TASK DETAILS. Search the entries for the word "Wage" and pull out each line that has it.

* Start INPUT ROWS *

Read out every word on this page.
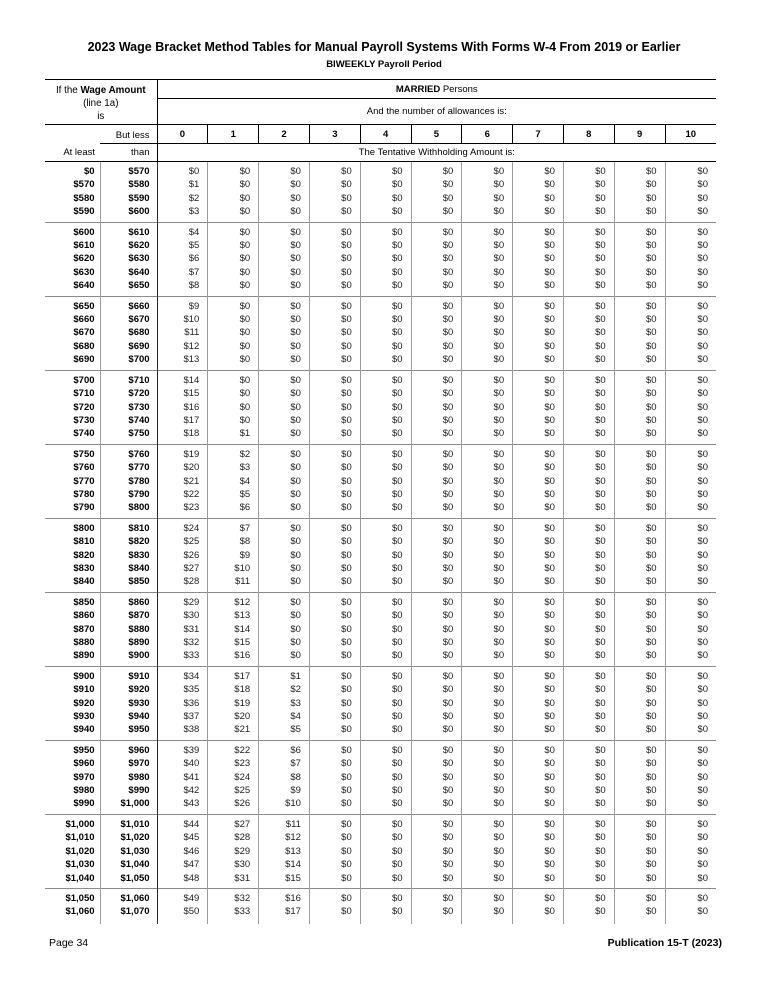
2023 Wage Bracket Method Tables for Manual Payroll Systems With Forms W-4 From 2019 or Earlier
BIWEEKLY Payroll Period
If the Wage Amount
(line 1a)
is		MARRIED Persons										
		And the number of allowances is:										

But less
At least than		0	1	2	3	4	5	6	7	8	9	10
		The Tentative Withholding Amount is:										
$0	$570	$0	$0	$0	$0	$0	$0	$0	$0	$0	$0	$0
$570	$580	$1	$0	$0	$0	$0	$0	$0	$0	$0	$0	$0
$580	$590	$2	$0	$0	$0	$0	$0	$0	$0	$0	$0	$0
$590	$600	$3	$0	$0	$0	$0	$0	$0	$0	$0	$0	$0
$600	$610	$4	$0	$0	$0	$0	$0	$0	$0	$0	$0	$0
$610	$620	$5	$0	$0	$0	$0	$0	$0	$0	$0	$0	$0
$620	$630	$6	$0	$0	$0	$0	$0	$0	$0	$0	$0	$0
$630	$640	$7	$0	$0	$0	$0	$0	$0	$0	$0	$0	$0
$640	$650	$8	$0	$0	$0	$0	$0	$0	$0	$0	$0	$0
$650	$660	$9	$0	$0	$0	$0	$0	$0	$0	$0	$0	$0
$660	$670	$10	$0	$0	$0	$0	$0	$0	$0	$0	$0	$0
$670	$680	$11	$0	$0	$0	$0	$0	$0	$0	$0	$0	$0
$680	$690	$12	$0	$0	$0	$0	$0	$0	$0	$0	$0	$0
$690	$700	$13	$0	$0	$0	$0	$0	$0	$0	$0	$0	$0
$700	$710	$14	$0	$0	$0	$0	$0	$0	$0	$0	$0	$0
$710	$720	$15	$0	$0	$0	$0	$0	$0	$0	$0	$0	$0
$720	$730	$16	$0	$0	$0	$0	$0	$0	$0	$0	$0	$0
$730	$740	$17	$0	$0	$0	$0	$0	$0	$0	$0	$0	$0
$740	$750	$18	$1	$0	$0	$0	$0	$0	$0	$0	$0	$0
$750	$760	$19	$2	$0	$0	$0	$0	$0	$0	$0	$0	$0
$760	$770	$20	$3	$0	$0	$0	$0	$0	$0	$0	$0	$0
$770	$780	$21	$4	$0	$0	$0	$0	$0	$0	$0	$0	$0
$780	$790	$22	$5	$0	$0	$0	$0	$0	$0	$0	$0	$0
$790	$800	$23	$6	$0	$0	$0	$0	$0	$0	$0	$0	$0
$800	$810	$24	$7	$0	$0	$0	$0	$0	$0	$0	$0	$0
$810	$820	$25	$8	$0	$0	$0	$0	$0	$0	$0	$0	$0
$820	$830	$26	$9	$0	$0	$0	$0	$0	$0	$0	$0	$0
$830	$840	$27	$10	$0	$0	$0	$0	$0	$0	$0	$0	$0
$840	$850	$28	$11	$0	$0	$0	$0	$0	$0	$0	$0	$0
$850	$860	$29	$12	$0	$0	$0	$0	$0	$0	$0	$0	$0
$860	$870	$30	$13	$0	$0	$0	$0	$0	$0	$0	$0	$0
$870	$880	$31	$14	$0	$0	$0	$0	$0	$0	$0	$0	$0
$880	$890	$32	$15	$0	$0	$0	$0	$0	$0	$0	$0	$0
$890	$900	$33	$16	$0	$0	$0	$0	$0	$0	$0	$0	$0
$900	$910	$34	$17	$1	$0	$0	$0	$0	$0	$0	$0	$0
$910	$920	$35	$18	$2	$0	$0	$0	$0	$0	$0	$0	$0
$920	$930	$36	$19	$3	$0	$0	$0	$0	$0	$0	$0	$0
$930	$940	$37	$20	$4	$0	$0	$0	$0	$0	$0	$0	$0
$940	$950	$38	$21	$5	$0	$0	$0	$0	$0	$0	$0	$0
$950	$960	$39	$22	$6	$0	$0	$0	$0	$0	$0	$0	$0
$960	$970	$40	$23	$7	$0	$0	$0	$0	$0	$0	$0	$0
$970	$980	$41	$24	$8	$0	$0	$0	$0	$0	$0	$0	$0
$980	$990	$42	$25	$9	$0	$0	$0	$0	$0	$0	$0	$0
$990	$1,000	$43	$26	$10	$0	$0	$0	$0	$0	$0	$0	$0
$1,000	$1,010	$44	$27	$11	$0	$0	$0	$0	$0	$0	$0	$0
$1,010	$1,020	$45	$28	$12	$0	$0	$0	$0	$0	$0	$0	$0
$1,020	$1,030	$46	$29	$13	$0	$0	$0	$0	$0	$0	$0	$0
$1,030	$1,040	$47	$30	$14	$0	$0	$0	$0	$0	$0	$0	$0
$1,040	$1,050	$48	$31	$15	$0	$0	$0	$0	$0	$0	$0	$0
$1,050	$1,060	$49	$32	$16	$0	$0	$0	$0	$0	$0	$0	$0
$1,060	$1,070	$50	$33	$17	$0	$0	$0	$0	$0	$0	$0	$0
Page 34	Publication 15-T (2023)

* End INPUT ROWS *

TASK RESPONSE.
2023 Wage Bracket Method Tables for Manual Payroll Systems With Forms W-4 From 2019 or Earlier
If the Wage Amount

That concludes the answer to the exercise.